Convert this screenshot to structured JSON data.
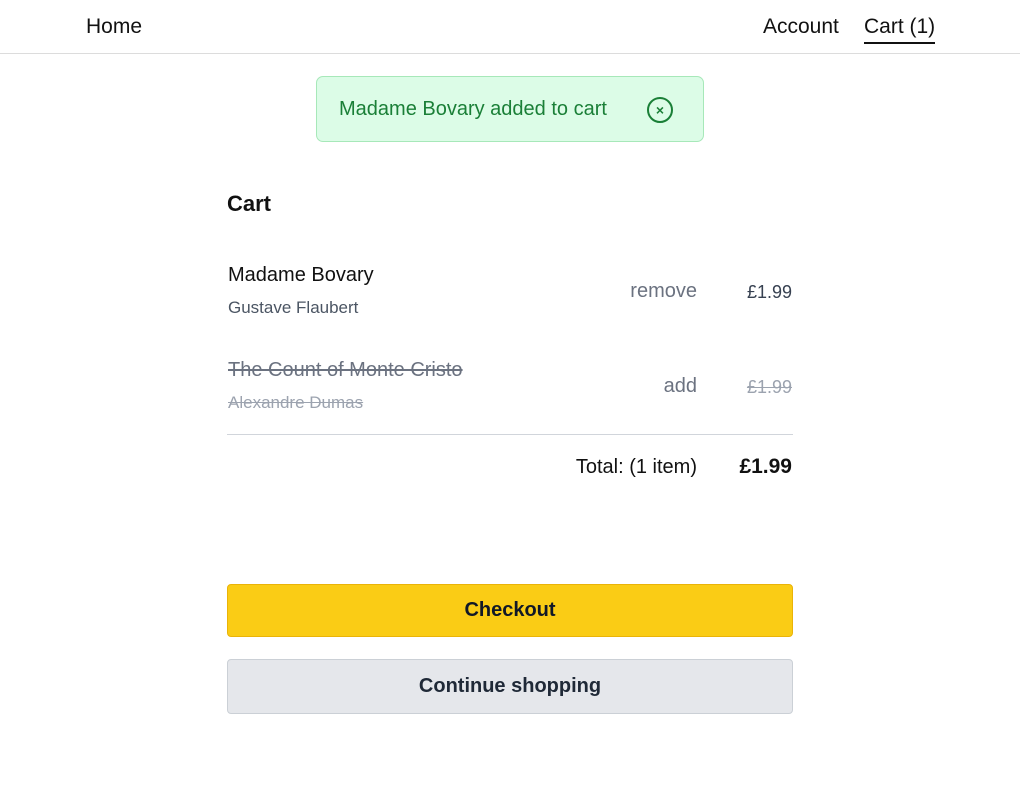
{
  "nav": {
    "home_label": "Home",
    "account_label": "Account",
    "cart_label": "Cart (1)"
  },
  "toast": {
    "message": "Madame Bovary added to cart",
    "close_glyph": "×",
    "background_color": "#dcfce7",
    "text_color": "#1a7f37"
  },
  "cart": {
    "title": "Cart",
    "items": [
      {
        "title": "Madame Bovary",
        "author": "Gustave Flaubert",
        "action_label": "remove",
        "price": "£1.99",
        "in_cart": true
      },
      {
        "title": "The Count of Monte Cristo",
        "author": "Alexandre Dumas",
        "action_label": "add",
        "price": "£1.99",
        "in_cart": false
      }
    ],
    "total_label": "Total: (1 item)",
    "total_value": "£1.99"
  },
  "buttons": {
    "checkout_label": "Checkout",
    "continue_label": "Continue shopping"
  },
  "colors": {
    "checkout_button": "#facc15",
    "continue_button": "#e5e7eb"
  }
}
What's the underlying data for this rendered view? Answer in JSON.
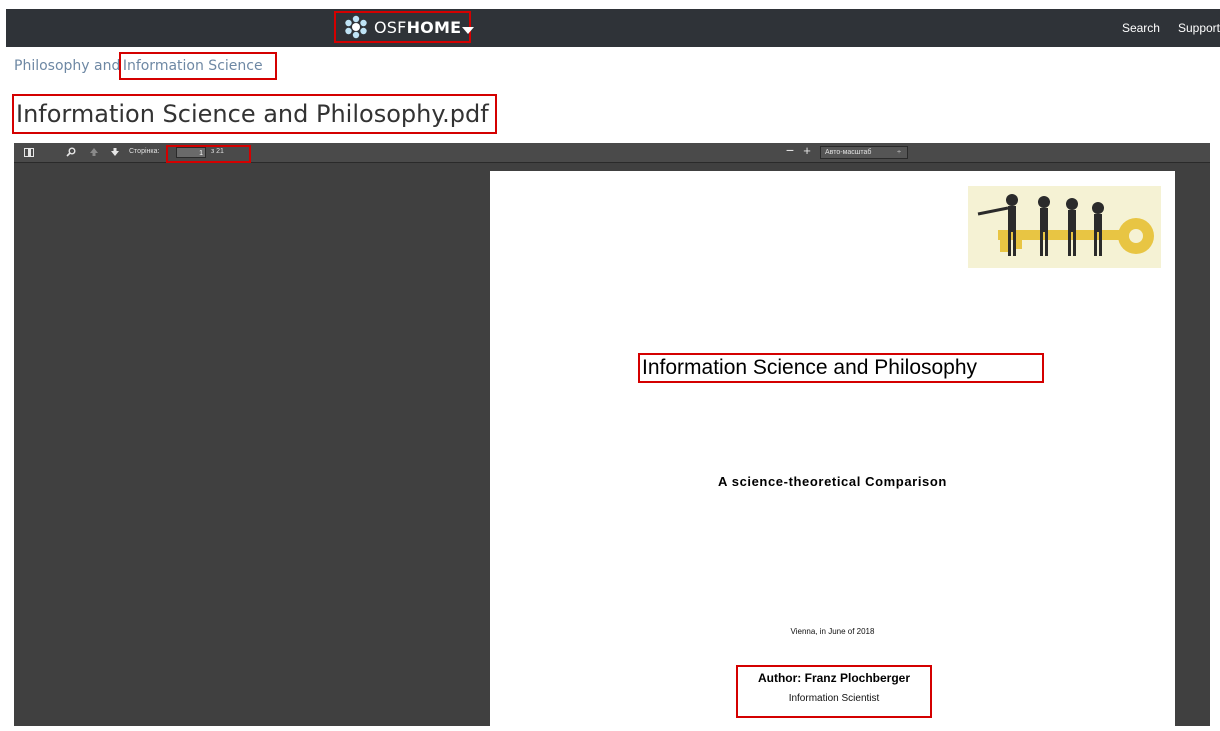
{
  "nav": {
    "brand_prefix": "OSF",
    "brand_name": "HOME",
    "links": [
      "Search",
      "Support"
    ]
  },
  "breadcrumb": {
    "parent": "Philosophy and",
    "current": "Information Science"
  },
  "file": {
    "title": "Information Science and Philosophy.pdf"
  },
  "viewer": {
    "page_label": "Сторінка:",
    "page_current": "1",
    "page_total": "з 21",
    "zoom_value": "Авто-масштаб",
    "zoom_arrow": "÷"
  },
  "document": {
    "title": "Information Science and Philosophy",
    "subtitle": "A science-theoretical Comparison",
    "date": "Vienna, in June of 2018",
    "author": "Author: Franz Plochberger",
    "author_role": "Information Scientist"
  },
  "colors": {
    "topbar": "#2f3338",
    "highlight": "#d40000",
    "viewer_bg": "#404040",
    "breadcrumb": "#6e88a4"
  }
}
==========
Exercise brief: Copy each line of the records containing the string "Information".

Task result:
    "current": "Information Science"
    "title": "Information Science and Philosophy.pdf"
    "title": "Information Science and Philosophy",
    "author_role": "Information Scientist"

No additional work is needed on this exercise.